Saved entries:
────────────────

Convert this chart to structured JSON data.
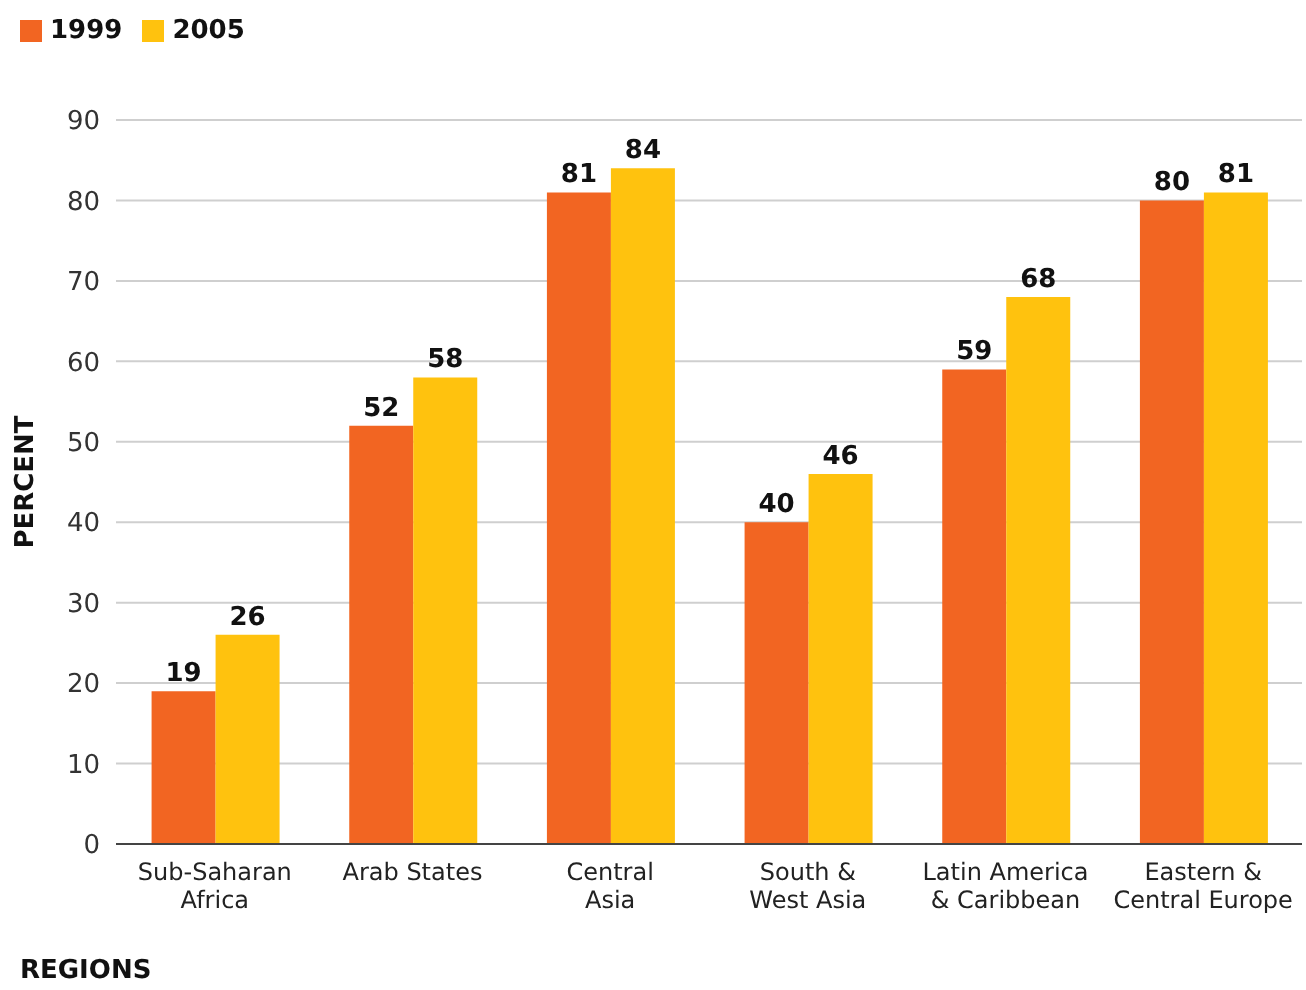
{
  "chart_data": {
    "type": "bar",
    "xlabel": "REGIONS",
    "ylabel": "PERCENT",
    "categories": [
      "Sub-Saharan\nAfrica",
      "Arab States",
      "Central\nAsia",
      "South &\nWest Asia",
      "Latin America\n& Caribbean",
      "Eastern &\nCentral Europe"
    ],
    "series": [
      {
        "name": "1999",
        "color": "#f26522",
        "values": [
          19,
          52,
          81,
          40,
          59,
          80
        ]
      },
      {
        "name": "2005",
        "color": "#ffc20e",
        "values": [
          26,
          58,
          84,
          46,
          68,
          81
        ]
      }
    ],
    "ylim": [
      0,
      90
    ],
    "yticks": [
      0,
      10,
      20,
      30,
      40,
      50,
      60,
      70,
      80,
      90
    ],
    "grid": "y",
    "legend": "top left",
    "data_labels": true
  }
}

────────────────

What is asked: Transcribe the full listing above exactly as it stands, minus the pictures.

Result of this task:
Convert this chart to structured JSON data.
{
  "chart_data": {
    "type": "bar",
    "xlabel": "REGIONS",
    "ylabel": "PERCENT",
    "categories": [
      "Sub-Saharan\nAfrica",
      "Arab States",
      "Central\nAsia",
      "South &\nWest Asia",
      "Latin America\n& Caribbean",
      "Eastern &\nCentral Europe"
    ],
    "series": [
      {
        "name": "1999",
        "color": "#f26522",
        "values": [
          19,
          52,
          81,
          40,
          59,
          80
        ]
      },
      {
        "name": "2005",
        "color": "#ffc20e",
        "values": [
          26,
          58,
          84,
          46,
          68,
          81
        ]
      }
    ],
    "ylim": [
      0,
      90
    ],
    "yticks": [
      0,
      10,
      20,
      30,
      40,
      50,
      60,
      70,
      80,
      90
    ],
    "grid": "y",
    "legend": "top left",
    "data_labels": true
  }
}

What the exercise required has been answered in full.